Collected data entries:
++++++
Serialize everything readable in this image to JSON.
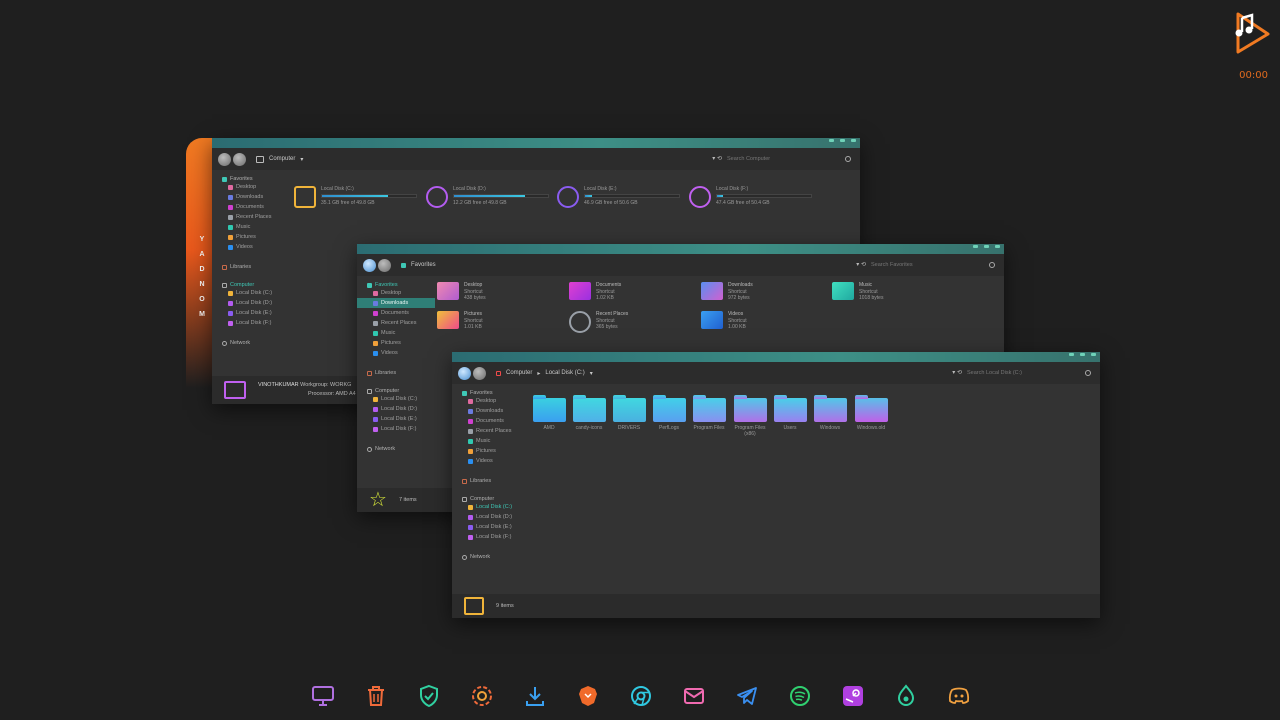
{
  "clock": "00:00",
  "day_letters": [
    "Y",
    "A",
    "D",
    "N",
    "O",
    "M"
  ],
  "win1": {
    "breadcrumb": "Computer",
    "search_placeholder": "Search Computer",
    "sidebar": {
      "favorites": "Favorites",
      "favorites_items": [
        "Desktop",
        "Downloads",
        "Documents",
        "Recent Places",
        "Music",
        "Pictures",
        "Videos"
      ],
      "libraries": "Libraries",
      "computer": "Computer",
      "computer_items": [
        "Local Disk (C:)",
        "Local Disk (D:)",
        "Local Disk (E:)",
        "Local Disk (F:)"
      ],
      "network": "Network"
    },
    "drives": [
      {
        "name": "Local Disk (C:)",
        "info": "35.1 GB free of 49.8 GB",
        "used": 0.3,
        "color": "#f0b43a"
      },
      {
        "name": "Local Disk (D:)",
        "info": "12.2 GB free of 49.8 GB",
        "used": 0.75,
        "color": "#b35cf0"
      },
      {
        "name": "Local Disk (E:)",
        "info": "46.9 GB free of 50.6 GB",
        "used": 0.07,
        "color": "#8a5cf0"
      },
      {
        "name": "Local Disk (F:)",
        "info": "47.4 GB free of 50.4 GB",
        "used": 0.06,
        "color": "#c060f0"
      }
    ],
    "footer": {
      "computer_name": "VINOTHKUMAR",
      "workgroup": "Workgroup: WORKG",
      "processor": "Processor: AMD A4"
    }
  },
  "win2": {
    "breadcrumb": "Favorites",
    "search_placeholder": "Search Favorites",
    "sidebar": {
      "favorites": "Favorites",
      "favorites_items": [
        "Desktop",
        "Downloads",
        "Documents",
        "Recent Places",
        "Music",
        "Pictures",
        "Videos"
      ],
      "libraries": "Libraries",
      "computer": "Computer",
      "computer_items": [
        "Local Disk (C:)",
        "Local Disk (D:)",
        "Local Disk (E:)",
        "Local Disk (F:)"
      ],
      "network": "Network"
    },
    "items": [
      {
        "name": "Desktop",
        "type": "Shortcut",
        "size": "438 bytes",
        "color": "#e06aa0"
      },
      {
        "name": "Documents",
        "type": "Shortcut",
        "size": "1.02 KB",
        "color": "#d040d0"
      },
      {
        "name": "Downloads",
        "type": "Shortcut",
        "size": "972 bytes",
        "color": "#6a7be0"
      },
      {
        "name": "Music",
        "type": "Shortcut",
        "size": "1018 bytes",
        "color": "#30c8b0"
      },
      {
        "name": "Pictures",
        "type": "Shortcut",
        "size": "1.01 KB",
        "color": "#f0a03a"
      },
      {
        "name": "Recent Places",
        "type": "Shortcut",
        "size": "365 bytes",
        "color": "#9aa0a8"
      },
      {
        "name": "Videos",
        "type": "Shortcut",
        "size": "1.00 KB",
        "color": "#2a8ff0"
      }
    ],
    "footer": "7 items"
  },
  "win3": {
    "breadcrumb": [
      "Computer",
      "Local Disk (C:)"
    ],
    "search_placeholder": "Search Local Disk (C:)",
    "sidebar": {
      "favorites": "Favorites",
      "favorites_items": [
        "Desktop",
        "Downloads",
        "Documents",
        "Recent Places",
        "Music",
        "Pictures",
        "Videos"
      ],
      "libraries": "Libraries",
      "computer": "Computer",
      "computer_items": [
        "Local Disk (C:)",
        "Local Disk (D:)",
        "Local Disk (E:)",
        "Local Disk (F:)"
      ],
      "network": "Network"
    },
    "folders": [
      "AMD",
      "candy-icons",
      "DRIVERS",
      "PerfLogs",
      "Program Files",
      "Program Files (x86)",
      "Users",
      "Windows",
      "Windows.old"
    ],
    "footer": "9 items"
  },
  "dock": [
    "monitor-icon",
    "trash-icon",
    "shield-icon",
    "settings-icon",
    "download-icon",
    "brave-icon",
    "chrome-icon",
    "mail-icon",
    "telegram-icon",
    "spotify-icon",
    "steam-icon",
    "drop-icon",
    "discord-icon"
  ],
  "colors": {
    "accent": "#e8581c",
    "teal": "#3d8f86"
  }
}
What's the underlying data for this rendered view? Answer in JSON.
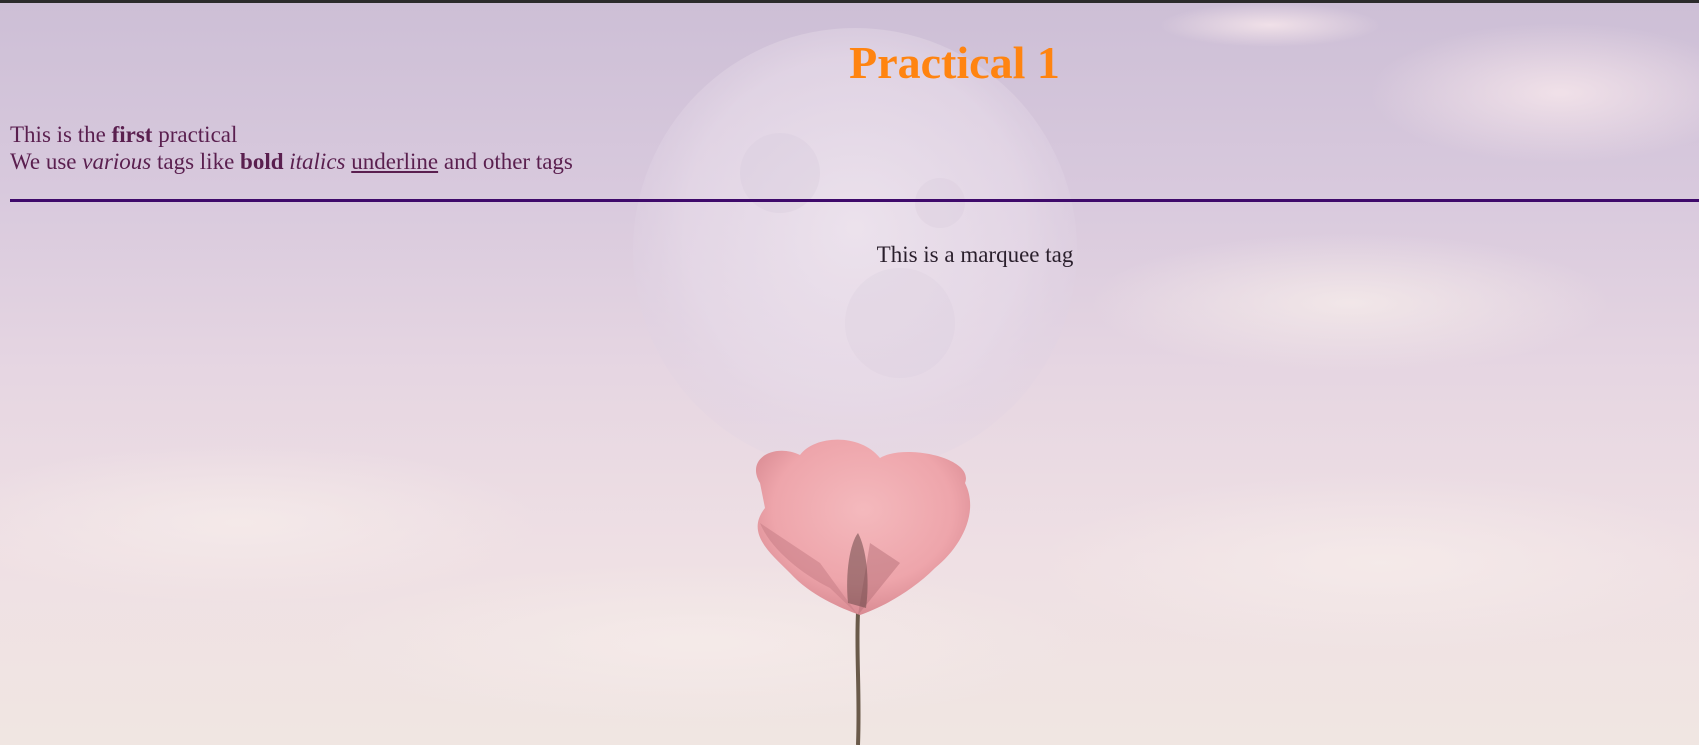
{
  "heading": "Practical 1",
  "intro": {
    "line1_pre": "This is the ",
    "line1_bold": "first",
    "line1_post": " practical",
    "line2_pre": "We use ",
    "line2_italic": "various",
    "line2_mid": " tags like ",
    "line2_bold": "bold",
    "line2_space1": " ",
    "line2_italics": "italics",
    "line2_space2": " ",
    "line2_underline": "underline",
    "line2_post": " and other tags"
  },
  "marquee_text": "This is a marquee tag",
  "colors": {
    "heading": "#ff8410",
    "text": "#5a1f4f",
    "rule": "#3f0a6b",
    "marquee": "#2a1f2c"
  },
  "background": {
    "description_icon": "moon-and-flower-image"
  }
}
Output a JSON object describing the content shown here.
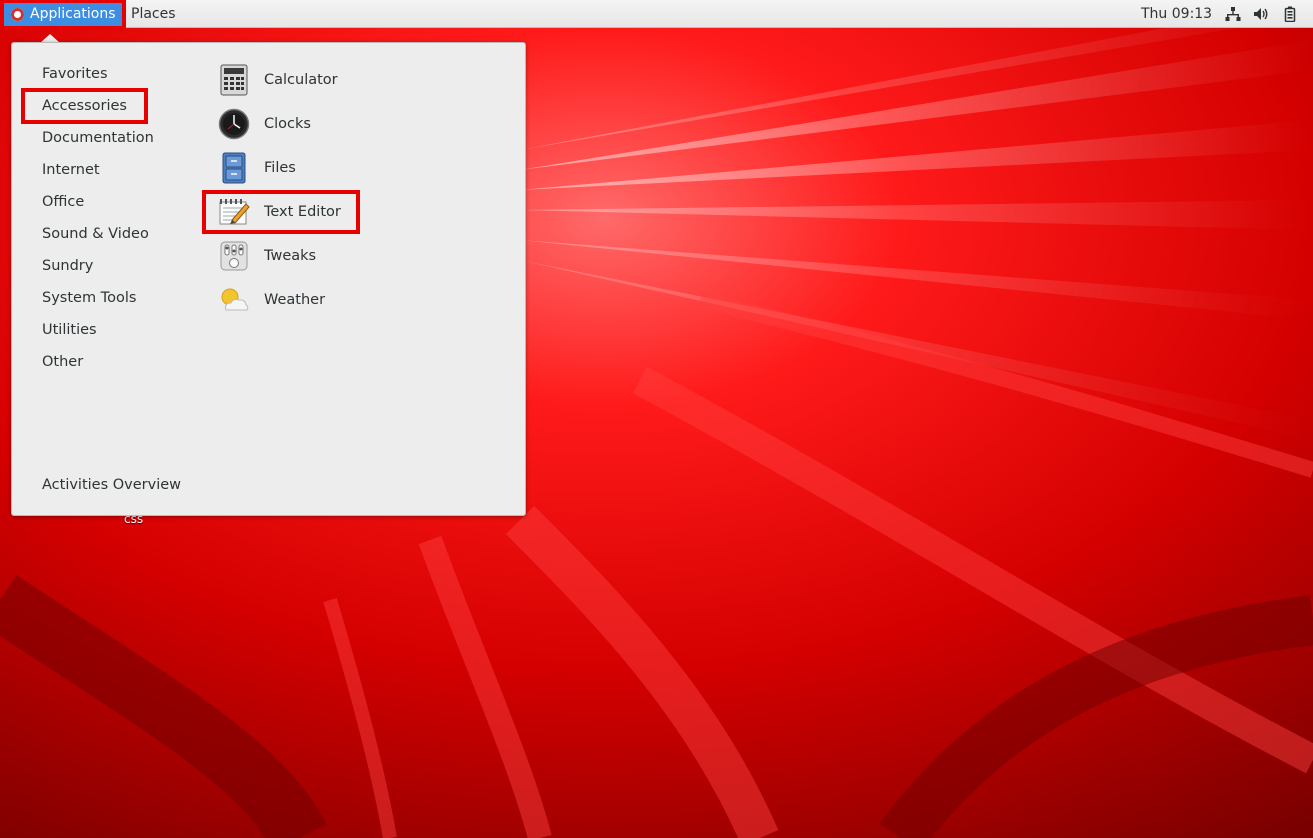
{
  "topbar": {
    "applications_label": "Applications",
    "places_label": "Places",
    "clock": "Thu 09:13",
    "tray_icons": [
      "network-icon",
      "volume-icon",
      "battery-icon"
    ]
  },
  "menu": {
    "categories": [
      {
        "label": "Favorites"
      },
      {
        "label": "Accessories",
        "highlighted": true
      },
      {
        "label": "Documentation"
      },
      {
        "label": "Internet"
      },
      {
        "label": "Office"
      },
      {
        "label": "Sound & Video"
      },
      {
        "label": "Sundry"
      },
      {
        "label": "System Tools"
      },
      {
        "label": "Utilities"
      },
      {
        "label": "Other"
      }
    ],
    "apps": [
      {
        "label": "Calculator",
        "icon": "calculator-icon"
      },
      {
        "label": "Clocks",
        "icon": "clock-icon"
      },
      {
        "label": "Files",
        "icon": "file-cabinet-icon"
      },
      {
        "label": "Text Editor",
        "icon": "text-editor-icon",
        "highlighted": true
      },
      {
        "label": "Tweaks",
        "icon": "tweaks-icon"
      },
      {
        "label": "Weather",
        "icon": "weather-icon"
      }
    ],
    "activities_label": "Activities Overview"
  },
  "desktop": {
    "partial_label": "css"
  },
  "colors": {
    "wallpaper": "#c80000",
    "highlight_box": "#e60000",
    "selected_button": "#3d8ee0",
    "menu_bg": "#ededed"
  }
}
++++++
• _WRITTEN INSTRUCTION_
Omit pictures; set down the rest of the material word for word.

• _EXPECTED ANSWER_
Serialize everything readable in this image to JSON.
{
  "clock": "00:00",
  "day_letters": [
    "Y",
    "A",
    "D",
    "N",
    "O",
    "M"
  ],
  "win1": {
    "breadcrumb": "Computer",
    "search_placeholder": "Search Computer",
    "sidebar": {
      "favorites": "Favorites",
      "favorites_items": [
        "Desktop",
        "Downloads",
        "Documents",
        "Recent Places",
        "Music",
        "Pictures",
        "Videos"
      ],
      "libraries": "Libraries",
      "computer": "Computer",
      "computer_items": [
        "Local Disk (C:)",
        "Local Disk (D:)",
        "Local Disk (E:)",
        "Local Disk (F:)"
      ],
      "network": "Network"
    },
    "drives": [
      {
        "name": "Local Disk (C:)",
        "info": "35.1 GB free of 49.8 GB",
        "used": 0.3,
        "color": "#f0b43a"
      },
      {
        "name": "Local Disk (D:)",
        "info": "12.2 GB free of 49.8 GB",
        "used": 0.75,
        "color": "#b35cf0"
      },
      {
        "name": "Local Disk (E:)",
        "info": "46.9 GB free of 50.6 GB",
        "used": 0.07,
        "color": "#8a5cf0"
      },
      {
        "name": "Local Disk (F:)",
        "info": "47.4 GB free of 50.4 GB",
        "used": 0.06,
        "color": "#c060f0"
      }
    ],
    "footer": {
      "computer_name": "VINOTHKUMAR",
      "workgroup": "Workgroup: WORKG",
      "processor": "Processor: AMD A4"
    }
  },
  "win2": {
    "breadcrumb": "Favorites",
    "search_placeholder": "Search Favorites",
    "sidebar": {
      "favorites": "Favorites",
      "favorites_items": [
        "Desktop",
        "Downloads",
        "Documents",
        "Recent Places",
        "Music",
        "Pictures",
        "Videos"
      ],
      "libraries": "Libraries",
      "computer": "Computer",
      "computer_items": [
        "Local Disk (C:)",
        "Local Disk (D:)",
        "Local Disk (E:)",
        "Local Disk (F:)"
      ],
      "network": "Network"
    },
    "items": [
      {
        "name": "Desktop",
        "type": "Shortcut",
        "size": "438 bytes",
        "color": "#e06aa0"
      },
      {
        "name": "Documents",
        "type": "Shortcut",
        "size": "1.02 KB",
        "color": "#d040d0"
      },
      {
        "name": "Downloads",
        "type": "Shortcut",
        "size": "972 bytes",
        "color": "#6a7be0"
      },
      {
        "name": "Music",
        "type": "Shortcut",
        "size": "1018 bytes",
        "color": "#30c8b0"
      },
      {
        "name": "Pictures",
        "type": "Shortcut",
        "size": "1.01 KB",
        "color": "#f0a03a"
      },
      {
        "name": "Recent Places",
        "type": "Shortcut",
        "size": "365 bytes",
        "color": "#9aa0a8"
      },
      {
        "name": "Videos",
        "type": "Shortcut",
        "size": "1.00 KB",
        "color": "#2a8ff0"
      }
    ],
    "footer": "7 items"
  },
  "win3": {
    "breadcrumb": [
      "Computer",
      "Local Disk (C:)"
    ],
    "search_placeholder": "Search Local Disk (C:)",
    "sidebar": {
      "favorites": "Favorites",
      "favorites_items": [
        "Desktop",
        "Downloads",
        "Documents",
        "Recent Places",
        "Music",
        "Pictures",
        "Videos"
      ],
      "libraries": "Libraries",
      "computer": "Computer",
      "computer_items": [
        "Local Disk (C:)",
        "Local Disk (D:)",
        "Local Disk (E:)",
        "Local Disk (F:)"
      ],
      "network": "Network"
    },
    "folders": [
      "AMD",
      "candy-icons",
      "DRIVERS",
      "PerfLogs",
      "Program Files",
      "Program Files (x86)",
      "Users",
      "Windows",
      "Windows.old"
    ],
    "footer": "9 items"
  },
  "dock": [
    "monitor-icon",
    "trash-icon",
    "shield-icon",
    "settings-icon",
    "download-icon",
    "brave-icon",
    "chrome-icon",
    "mail-icon",
    "telegram-icon",
    "spotify-icon",
    "steam-icon",
    "drop-icon",
    "discord-icon"
  ],
  "colors": {
    "accent": "#e8581c",
    "teal": "#3d8f86"
  }
}
What's the underlying data for this rendered view? Answer in JSON.
{
  "heading": "Practical 1",
  "intro": {
    "line1_pre": "This is the ",
    "line1_bold": "first",
    "line1_post": " practical",
    "line2_pre": "We use ",
    "line2_italic": "various",
    "line2_mid": " tags like ",
    "line2_bold": "bold",
    "line2_space1": " ",
    "line2_italics": "italics",
    "line2_space2": " ",
    "line2_underline": "underline",
    "line2_post": " and other tags"
  },
  "marquee_text": "This is a marquee tag",
  "colors": {
    "heading": "#ff8410",
    "text": "#5a1f4f",
    "rule": "#3f0a6b",
    "marquee": "#2a1f2c"
  },
  "background": {
    "description_icon": "moon-and-flower-image"
  }
}
Output a JSON object describing the content shown here.
{
  "topbar": {
    "applications_label": "Applications",
    "places_label": "Places",
    "clock": "Thu 09:13",
    "tray_icons": [
      "network-icon",
      "volume-icon",
      "battery-icon"
    ]
  },
  "menu": {
    "categories": [
      {
        "label": "Favorites"
      },
      {
        "label": "Accessories",
        "highlighted": true
      },
      {
        "label": "Documentation"
      },
      {
        "label": "Internet"
      },
      {
        "label": "Office"
      },
      {
        "label": "Sound & Video"
      },
      {
        "label": "Sundry"
      },
      {
        "label": "System Tools"
      },
      {
        "label": "Utilities"
      },
      {
        "label": "Other"
      }
    ],
    "apps": [
      {
        "label": "Calculator",
        "icon": "calculator-icon"
      },
      {
        "label": "Clocks",
        "icon": "clock-icon"
      },
      {
        "label": "Files",
        "icon": "file-cabinet-icon"
      },
      {
        "label": "Text Editor",
        "icon": "text-editor-icon",
        "highlighted": true
      },
      {
        "label": "Tweaks",
        "icon": "tweaks-icon"
      },
      {
        "label": "Weather",
        "icon": "weather-icon"
      }
    ],
    "activities_label": "Activities Overview"
  },
  "desktop": {
    "partial_label": "css"
  },
  "colors": {
    "wallpaper": "#c80000",
    "highlight_box": "#e60000",
    "selected_button": "#3d8ee0",
    "menu_bg": "#ededed"
  }
}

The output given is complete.